— begin Passage provided —

The order prescribes procedures for computing an optimum supply and preliminary and final percentages that establish the amount of tart cherries that can be marketed throughout the season. The regulations apply to all handlers of tart cherries that are in the regulated districts. Tart cherries in the free percentage category may be shipped immediately to any market, while restricted percentage tart cherries must be held by handlers in a primary or secondary reserve, or be diverted in accordance with § 930.59 of the order and § 930.159 of the regulations, or used for exempt purposes (to obtain diversion credit) under § 930.62 of the order and § 930.162 of the regulations. The regulated Districts for this season are: District one—Northern Michigan; District two—Central Michigan; District three—Southwest Michigan; District seven—Utah; District eight—Washington, and District nine—Wisconsin. Districts four, five, and six (New York, Oregon, and Pennsylvania, respectively) will not be regulated for the 2003-2004 season.

The order prescribes under § 930.52 that those districts to be regulated shall be those districts in which the average annual production of cherries over the prior three years has exceeded six million pounds. A district not meeting the six million-pound requirement shall not be regulated in such crop year. Because this requirement was not met in the Districts of Oregon and Pennsylvania, handlers in those districts would not be subject to volume regulation during the 2003-2004 crop year. Section 930.52 also prescribes that any district producing a crop which is less than 50 percent of the average annual processed production in that district in the previous five years would be exempt from any volume regulation if, in that year, a restricted percentage is established. Because New York's production is less than 50 percent of the previous 5-year production average, handlers in New York also would not be subject to volume regulation during the 2003-2004 crop year.

Demand for tart cherries at the farm level is derived from the demand for tart cherry products at retail. Demand for tart cherries and tart cherry products tends to be relatively stable from year to year. The supply of tart cherries, by contrast, varies greatly from crop year to crop year. The magnitude of annual fluctuations in tart cherry supplies is one of the most pronounced for any agricultural commodity in the United States. In addition, since tart cherries are processed either into cans or frozen, they can be stored and carried over from crop year to crop year. This creates substantial coordination and marketing problems. The supply and demand for tart cherries is rarely balanced. The primary purpose of setting free and restricted percentages is to balance supply with demand and reduce large surpluses that may occur.

— end Passage provided —
— begin Material shown —

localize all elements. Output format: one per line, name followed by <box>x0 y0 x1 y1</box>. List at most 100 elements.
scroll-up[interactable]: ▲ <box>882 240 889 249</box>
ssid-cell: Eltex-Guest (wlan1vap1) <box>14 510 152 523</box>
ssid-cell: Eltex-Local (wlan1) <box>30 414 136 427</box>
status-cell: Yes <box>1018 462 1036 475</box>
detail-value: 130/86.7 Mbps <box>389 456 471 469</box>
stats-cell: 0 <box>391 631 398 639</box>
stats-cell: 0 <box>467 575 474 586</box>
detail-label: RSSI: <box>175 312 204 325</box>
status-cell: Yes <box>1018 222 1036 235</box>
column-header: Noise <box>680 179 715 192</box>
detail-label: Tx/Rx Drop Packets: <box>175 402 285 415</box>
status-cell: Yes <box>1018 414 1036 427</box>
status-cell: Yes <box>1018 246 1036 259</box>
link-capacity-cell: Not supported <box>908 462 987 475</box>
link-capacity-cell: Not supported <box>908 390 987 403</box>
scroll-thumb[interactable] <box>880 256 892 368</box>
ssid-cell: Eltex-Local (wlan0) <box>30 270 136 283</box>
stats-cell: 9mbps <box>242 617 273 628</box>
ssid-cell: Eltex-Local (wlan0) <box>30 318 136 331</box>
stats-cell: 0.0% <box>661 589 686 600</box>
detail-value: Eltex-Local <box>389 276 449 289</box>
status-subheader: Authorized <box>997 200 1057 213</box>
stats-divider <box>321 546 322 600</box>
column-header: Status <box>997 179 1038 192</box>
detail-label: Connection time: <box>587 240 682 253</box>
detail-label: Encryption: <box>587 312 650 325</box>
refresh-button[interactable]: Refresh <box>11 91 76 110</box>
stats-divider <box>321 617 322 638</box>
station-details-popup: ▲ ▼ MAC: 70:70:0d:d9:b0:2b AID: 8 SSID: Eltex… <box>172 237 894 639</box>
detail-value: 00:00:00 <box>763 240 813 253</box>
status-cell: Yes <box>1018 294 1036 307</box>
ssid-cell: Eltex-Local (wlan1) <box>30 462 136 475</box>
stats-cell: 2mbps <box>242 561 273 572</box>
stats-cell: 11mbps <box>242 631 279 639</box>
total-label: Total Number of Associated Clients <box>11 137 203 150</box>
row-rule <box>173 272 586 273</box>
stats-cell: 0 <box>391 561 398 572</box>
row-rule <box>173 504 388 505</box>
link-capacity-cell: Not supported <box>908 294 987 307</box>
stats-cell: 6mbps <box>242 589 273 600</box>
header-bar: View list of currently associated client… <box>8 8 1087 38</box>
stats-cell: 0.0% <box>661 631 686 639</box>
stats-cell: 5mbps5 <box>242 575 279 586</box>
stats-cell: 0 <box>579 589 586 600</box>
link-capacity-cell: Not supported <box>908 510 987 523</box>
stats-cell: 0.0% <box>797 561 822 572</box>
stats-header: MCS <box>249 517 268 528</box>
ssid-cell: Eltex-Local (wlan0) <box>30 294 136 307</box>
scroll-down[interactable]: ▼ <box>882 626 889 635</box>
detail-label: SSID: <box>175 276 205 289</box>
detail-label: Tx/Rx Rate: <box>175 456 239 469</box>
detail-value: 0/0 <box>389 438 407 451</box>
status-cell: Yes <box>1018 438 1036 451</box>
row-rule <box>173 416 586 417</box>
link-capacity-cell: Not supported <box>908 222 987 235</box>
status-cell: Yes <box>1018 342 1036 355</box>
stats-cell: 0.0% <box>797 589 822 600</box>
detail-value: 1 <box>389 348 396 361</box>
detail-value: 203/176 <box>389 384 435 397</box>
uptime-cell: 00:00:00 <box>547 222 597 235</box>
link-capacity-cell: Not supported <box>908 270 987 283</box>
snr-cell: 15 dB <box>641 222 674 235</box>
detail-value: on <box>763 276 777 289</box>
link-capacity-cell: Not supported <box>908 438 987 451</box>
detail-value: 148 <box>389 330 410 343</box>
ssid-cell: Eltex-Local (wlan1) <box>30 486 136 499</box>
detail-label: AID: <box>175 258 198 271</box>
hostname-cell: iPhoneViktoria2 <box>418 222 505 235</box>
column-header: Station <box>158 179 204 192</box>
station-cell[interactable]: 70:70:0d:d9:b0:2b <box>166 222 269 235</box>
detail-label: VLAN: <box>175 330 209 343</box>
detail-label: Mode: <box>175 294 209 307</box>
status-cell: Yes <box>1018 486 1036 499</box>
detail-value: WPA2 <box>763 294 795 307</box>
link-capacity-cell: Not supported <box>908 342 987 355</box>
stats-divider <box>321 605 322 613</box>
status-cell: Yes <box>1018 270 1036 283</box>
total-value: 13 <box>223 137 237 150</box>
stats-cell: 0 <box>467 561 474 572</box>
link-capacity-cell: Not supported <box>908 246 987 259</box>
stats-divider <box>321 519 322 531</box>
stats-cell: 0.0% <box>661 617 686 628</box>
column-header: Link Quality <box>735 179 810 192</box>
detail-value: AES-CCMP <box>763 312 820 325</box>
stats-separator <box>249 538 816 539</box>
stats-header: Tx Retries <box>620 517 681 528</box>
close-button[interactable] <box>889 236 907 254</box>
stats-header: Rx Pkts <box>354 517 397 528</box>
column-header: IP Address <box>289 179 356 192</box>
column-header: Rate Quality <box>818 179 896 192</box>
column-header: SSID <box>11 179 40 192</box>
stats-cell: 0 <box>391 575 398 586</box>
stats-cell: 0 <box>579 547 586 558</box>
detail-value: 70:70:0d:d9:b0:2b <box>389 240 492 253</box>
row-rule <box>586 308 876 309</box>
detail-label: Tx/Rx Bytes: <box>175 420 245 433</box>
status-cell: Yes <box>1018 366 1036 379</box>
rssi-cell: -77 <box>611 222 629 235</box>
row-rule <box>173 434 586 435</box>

— end Material shown —

= Task list =
A – In the tart cherry passage, how much must a district's average annual cherry production over the prior three years exceed for the district to be regulated?
B – List every district that the tart cherry passage names as regulated for this season.
C – Write what comes next in the tart cherry regulation passage, beginning after its last sentence.

= Final answers =
A – Six million pounds.

B – District one (Northern Michigan), District two (Central Michigan), District three (Southwest Michigan), District seven (Utah), District eight (Washington), District nine (Wisconsin)

C –
Section 930.50(a) of the order prescribes procedures for computing an optimum supply for each crop year. The Board must meet on or about July 1 of each crop year, to review sales data, inventory data, current crop forecasts and market conditions. The optimum supply volume shall be calculated as 100 percent of the average sales of the prior three years to which is added a desirable carryout inventory not to exceed 20 million pounds or such other amount as may be established with the approval of the Secretary. The optimum supply represents the desirable volume of tart cherries that should be available for sale in the coming crop year.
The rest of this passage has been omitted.